→ **What the exercise asks**: Only the number is wanted: tally the lines below that contain the word "Phuong".

→ **Dataset content**:
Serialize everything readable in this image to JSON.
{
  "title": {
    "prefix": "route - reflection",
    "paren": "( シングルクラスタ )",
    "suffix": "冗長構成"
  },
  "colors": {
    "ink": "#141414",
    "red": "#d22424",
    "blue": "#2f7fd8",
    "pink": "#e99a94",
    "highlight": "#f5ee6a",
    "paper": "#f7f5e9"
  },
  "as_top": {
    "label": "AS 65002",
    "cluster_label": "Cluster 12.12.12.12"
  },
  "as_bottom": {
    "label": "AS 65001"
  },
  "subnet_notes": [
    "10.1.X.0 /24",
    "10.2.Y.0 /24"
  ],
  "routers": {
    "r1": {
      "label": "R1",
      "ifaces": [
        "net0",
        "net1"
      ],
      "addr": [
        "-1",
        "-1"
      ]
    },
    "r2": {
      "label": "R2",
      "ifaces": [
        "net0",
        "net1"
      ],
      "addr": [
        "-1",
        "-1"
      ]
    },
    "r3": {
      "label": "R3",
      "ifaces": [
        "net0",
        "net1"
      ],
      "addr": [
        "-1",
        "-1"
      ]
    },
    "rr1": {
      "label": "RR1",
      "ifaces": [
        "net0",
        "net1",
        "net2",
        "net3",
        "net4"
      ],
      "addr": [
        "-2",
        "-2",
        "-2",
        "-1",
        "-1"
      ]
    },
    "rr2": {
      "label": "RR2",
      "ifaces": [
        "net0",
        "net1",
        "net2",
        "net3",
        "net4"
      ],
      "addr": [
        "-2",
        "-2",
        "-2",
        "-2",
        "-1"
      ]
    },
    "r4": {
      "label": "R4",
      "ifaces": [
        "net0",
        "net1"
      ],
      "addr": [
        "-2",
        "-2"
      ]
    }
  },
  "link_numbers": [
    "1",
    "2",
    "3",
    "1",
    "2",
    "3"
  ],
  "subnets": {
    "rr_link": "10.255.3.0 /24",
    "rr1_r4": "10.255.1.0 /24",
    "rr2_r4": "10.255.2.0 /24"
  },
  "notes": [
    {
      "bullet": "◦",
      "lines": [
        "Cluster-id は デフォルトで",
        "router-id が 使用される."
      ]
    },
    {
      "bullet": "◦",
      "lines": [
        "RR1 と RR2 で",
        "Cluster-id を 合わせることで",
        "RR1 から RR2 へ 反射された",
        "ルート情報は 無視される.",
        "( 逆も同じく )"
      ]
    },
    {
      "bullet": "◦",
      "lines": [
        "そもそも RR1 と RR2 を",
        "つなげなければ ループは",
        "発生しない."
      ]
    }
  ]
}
==
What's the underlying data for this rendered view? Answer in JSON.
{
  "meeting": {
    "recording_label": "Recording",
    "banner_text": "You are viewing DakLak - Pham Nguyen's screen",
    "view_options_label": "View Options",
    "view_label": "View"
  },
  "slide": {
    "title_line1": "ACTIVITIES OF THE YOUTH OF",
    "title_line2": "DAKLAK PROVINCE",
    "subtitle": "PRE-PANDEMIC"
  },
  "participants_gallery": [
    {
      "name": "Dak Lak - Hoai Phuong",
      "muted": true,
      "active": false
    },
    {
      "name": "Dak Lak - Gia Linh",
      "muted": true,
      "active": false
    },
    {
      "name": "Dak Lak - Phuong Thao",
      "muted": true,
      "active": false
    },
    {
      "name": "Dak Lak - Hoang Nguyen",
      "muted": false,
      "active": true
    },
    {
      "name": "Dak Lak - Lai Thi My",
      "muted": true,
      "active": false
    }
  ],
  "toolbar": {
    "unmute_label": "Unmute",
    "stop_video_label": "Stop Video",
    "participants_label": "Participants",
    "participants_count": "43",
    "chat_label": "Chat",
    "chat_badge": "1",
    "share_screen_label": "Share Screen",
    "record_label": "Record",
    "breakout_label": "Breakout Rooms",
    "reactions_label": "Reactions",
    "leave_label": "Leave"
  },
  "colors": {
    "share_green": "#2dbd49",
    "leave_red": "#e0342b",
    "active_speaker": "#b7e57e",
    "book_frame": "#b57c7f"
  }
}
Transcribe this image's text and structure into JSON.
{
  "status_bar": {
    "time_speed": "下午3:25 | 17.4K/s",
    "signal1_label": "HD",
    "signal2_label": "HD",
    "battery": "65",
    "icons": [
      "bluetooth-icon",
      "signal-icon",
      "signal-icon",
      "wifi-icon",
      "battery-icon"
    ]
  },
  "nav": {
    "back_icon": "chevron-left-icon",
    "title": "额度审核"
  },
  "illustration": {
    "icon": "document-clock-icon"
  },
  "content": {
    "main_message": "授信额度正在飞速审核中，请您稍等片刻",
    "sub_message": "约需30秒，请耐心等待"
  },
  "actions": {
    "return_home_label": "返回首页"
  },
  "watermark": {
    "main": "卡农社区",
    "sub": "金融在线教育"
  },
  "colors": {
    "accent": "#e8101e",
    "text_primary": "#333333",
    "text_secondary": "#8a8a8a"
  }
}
...
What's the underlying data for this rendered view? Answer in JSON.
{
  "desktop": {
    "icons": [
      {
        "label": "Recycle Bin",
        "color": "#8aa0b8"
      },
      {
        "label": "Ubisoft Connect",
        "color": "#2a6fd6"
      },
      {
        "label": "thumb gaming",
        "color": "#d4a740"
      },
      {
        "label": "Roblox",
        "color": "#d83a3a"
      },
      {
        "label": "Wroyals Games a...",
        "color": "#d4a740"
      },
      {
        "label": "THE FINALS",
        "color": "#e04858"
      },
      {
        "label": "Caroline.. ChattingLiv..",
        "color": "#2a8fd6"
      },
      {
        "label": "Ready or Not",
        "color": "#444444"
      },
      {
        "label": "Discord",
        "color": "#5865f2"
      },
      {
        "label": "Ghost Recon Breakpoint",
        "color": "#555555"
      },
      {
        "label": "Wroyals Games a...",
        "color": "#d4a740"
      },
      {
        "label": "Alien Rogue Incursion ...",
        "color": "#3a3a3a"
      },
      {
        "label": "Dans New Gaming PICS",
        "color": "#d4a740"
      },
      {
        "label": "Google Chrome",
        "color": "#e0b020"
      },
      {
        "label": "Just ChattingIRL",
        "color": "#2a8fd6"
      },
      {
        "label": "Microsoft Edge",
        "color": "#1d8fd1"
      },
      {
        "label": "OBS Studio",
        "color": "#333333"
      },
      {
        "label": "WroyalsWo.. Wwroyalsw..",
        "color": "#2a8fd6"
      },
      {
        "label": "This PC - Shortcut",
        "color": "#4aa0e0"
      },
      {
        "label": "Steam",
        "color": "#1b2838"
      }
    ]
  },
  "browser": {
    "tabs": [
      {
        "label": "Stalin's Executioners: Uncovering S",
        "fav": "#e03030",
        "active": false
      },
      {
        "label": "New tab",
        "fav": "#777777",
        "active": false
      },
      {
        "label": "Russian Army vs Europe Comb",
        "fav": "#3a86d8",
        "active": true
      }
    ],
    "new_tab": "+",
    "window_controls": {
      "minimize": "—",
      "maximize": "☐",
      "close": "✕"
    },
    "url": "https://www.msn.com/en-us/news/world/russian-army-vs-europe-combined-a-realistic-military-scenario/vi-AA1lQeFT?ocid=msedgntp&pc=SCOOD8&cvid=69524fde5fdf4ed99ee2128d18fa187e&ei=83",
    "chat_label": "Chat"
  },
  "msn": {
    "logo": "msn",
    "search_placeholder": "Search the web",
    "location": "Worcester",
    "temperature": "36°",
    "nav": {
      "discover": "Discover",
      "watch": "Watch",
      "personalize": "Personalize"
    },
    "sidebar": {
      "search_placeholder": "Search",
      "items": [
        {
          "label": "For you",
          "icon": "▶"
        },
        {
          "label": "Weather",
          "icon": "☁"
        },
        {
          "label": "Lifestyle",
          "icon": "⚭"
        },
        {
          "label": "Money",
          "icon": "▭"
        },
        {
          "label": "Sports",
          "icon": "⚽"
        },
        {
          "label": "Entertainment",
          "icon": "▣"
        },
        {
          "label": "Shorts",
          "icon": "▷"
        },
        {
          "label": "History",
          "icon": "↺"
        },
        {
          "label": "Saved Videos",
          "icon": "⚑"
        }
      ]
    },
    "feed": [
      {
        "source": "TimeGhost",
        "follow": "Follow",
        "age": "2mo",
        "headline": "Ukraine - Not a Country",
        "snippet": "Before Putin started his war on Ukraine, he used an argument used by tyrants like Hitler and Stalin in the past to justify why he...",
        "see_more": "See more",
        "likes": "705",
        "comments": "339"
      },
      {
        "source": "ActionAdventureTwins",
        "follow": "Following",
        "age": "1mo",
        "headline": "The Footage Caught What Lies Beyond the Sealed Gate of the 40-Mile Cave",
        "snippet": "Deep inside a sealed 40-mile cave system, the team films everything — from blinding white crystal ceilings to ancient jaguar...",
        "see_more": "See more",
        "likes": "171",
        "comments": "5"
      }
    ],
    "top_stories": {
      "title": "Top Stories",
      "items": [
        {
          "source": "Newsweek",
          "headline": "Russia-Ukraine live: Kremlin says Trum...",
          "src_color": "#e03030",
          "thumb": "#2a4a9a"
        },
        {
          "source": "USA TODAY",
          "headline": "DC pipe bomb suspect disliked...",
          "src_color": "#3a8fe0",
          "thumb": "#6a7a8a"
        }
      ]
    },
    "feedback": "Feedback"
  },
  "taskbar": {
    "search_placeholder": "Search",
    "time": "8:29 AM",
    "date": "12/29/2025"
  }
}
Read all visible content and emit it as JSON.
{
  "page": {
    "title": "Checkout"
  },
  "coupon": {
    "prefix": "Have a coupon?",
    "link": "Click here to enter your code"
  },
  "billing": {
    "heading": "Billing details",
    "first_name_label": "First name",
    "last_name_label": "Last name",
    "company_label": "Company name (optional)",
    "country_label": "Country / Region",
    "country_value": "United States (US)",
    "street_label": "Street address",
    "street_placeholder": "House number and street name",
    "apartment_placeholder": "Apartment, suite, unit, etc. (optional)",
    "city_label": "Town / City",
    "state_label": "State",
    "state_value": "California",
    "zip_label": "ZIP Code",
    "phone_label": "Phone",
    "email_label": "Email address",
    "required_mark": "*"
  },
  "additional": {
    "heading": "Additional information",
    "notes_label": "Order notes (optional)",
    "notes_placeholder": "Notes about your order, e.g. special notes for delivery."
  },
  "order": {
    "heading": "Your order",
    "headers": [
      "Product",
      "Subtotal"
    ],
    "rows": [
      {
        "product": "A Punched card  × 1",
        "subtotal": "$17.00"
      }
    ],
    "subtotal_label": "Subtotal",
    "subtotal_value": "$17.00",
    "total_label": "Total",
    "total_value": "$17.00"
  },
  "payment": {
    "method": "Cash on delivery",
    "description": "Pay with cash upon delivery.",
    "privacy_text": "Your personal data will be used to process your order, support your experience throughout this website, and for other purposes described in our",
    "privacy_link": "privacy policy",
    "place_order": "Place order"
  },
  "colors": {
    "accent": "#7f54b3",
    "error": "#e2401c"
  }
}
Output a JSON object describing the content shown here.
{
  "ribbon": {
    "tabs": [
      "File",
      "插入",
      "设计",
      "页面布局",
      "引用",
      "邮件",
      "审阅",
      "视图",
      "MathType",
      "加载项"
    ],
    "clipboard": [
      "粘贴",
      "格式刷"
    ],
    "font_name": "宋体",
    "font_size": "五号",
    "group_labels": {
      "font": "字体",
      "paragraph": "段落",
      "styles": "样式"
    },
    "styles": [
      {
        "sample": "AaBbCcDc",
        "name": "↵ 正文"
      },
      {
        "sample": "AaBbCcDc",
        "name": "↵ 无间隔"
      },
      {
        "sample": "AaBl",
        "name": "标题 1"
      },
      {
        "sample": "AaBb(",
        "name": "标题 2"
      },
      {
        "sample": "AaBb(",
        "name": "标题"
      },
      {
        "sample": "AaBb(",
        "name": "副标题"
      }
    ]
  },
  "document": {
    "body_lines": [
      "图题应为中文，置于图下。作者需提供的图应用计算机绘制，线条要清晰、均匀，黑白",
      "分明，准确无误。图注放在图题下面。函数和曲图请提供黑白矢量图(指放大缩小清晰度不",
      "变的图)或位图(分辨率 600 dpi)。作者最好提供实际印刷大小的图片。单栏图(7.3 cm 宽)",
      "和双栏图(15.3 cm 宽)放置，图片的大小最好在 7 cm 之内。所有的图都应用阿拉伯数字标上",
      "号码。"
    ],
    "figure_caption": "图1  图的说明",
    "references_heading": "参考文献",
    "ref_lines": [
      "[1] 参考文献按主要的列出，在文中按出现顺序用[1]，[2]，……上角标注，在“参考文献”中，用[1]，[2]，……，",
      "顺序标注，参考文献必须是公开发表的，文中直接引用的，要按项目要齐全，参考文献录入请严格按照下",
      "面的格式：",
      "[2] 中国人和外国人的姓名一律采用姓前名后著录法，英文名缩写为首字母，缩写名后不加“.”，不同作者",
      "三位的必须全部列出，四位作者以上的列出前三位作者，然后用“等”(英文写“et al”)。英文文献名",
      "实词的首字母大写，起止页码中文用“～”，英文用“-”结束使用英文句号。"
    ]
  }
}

→ **Result**: 2